*Work to complete*: Below is a block of data; give all of it again word for word.

┄┄┄┄┄┄┄┄┄┄

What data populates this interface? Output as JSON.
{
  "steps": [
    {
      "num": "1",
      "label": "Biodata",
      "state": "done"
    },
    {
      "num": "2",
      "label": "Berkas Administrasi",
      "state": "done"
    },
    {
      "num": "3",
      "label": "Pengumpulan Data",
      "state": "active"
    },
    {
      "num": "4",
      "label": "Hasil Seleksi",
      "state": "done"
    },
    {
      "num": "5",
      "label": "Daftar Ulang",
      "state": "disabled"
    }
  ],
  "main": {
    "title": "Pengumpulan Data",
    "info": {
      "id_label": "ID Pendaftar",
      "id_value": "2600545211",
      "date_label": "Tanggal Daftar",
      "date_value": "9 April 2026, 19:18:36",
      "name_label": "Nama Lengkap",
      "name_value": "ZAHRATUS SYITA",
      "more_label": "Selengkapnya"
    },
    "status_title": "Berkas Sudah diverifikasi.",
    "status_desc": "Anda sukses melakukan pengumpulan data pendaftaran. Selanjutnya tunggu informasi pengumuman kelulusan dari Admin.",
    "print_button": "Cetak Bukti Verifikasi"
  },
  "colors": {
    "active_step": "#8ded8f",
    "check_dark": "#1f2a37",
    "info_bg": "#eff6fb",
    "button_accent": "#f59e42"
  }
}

┄┄┄┄┄┄┄┄┄┄

*Expected answer*:
What data populates this interface? Output as JSON.
{
  "steps": [
    {
      "num": "1",
      "label": "Biodata",
      "state": "done"
    },
    {
      "num": "2",
      "label": "Berkas Administrasi",
      "state": "done"
    },
    {
      "num": "3",
      "label": "Pengumpulan Data",
      "state": "active"
    },
    {
      "num": "4",
      "label": "Hasil Seleksi",
      "state": "done"
    },
    {
      "num": "5",
      "label": "Daftar Ulang",
      "state": "disabled"
    }
  ],
  "main": {
    "title": "Pengumpulan Data",
    "info": {
      "id_label": "ID Pendaftar",
      "id_value": "2600545211",
      "date_label": "Tanggal Daftar",
      "date_value": "9 April 2026, 19:18:36",
      "name_label": "Nama Lengkap",
      "name_value": "ZAHRATUS SYITA",
      "more_label": "Selengkapnya"
    },
    "status_title": "Berkas Sudah diverifikasi.",
    "status_desc": "Anda sukses melakukan pengumpulan data pendaftaran. Selanjutnya tunggu informasi pengumuman kelulusan dari Admin.",
    "print_button": "Cetak Bukti Verifikasi"
  },
  "colors": {
    "active_step": "#8ded8f",
    "check_dark": "#1f2a37",
    "info_bg": "#eff6fb",
    "button_accent": "#f59e42"
  }
}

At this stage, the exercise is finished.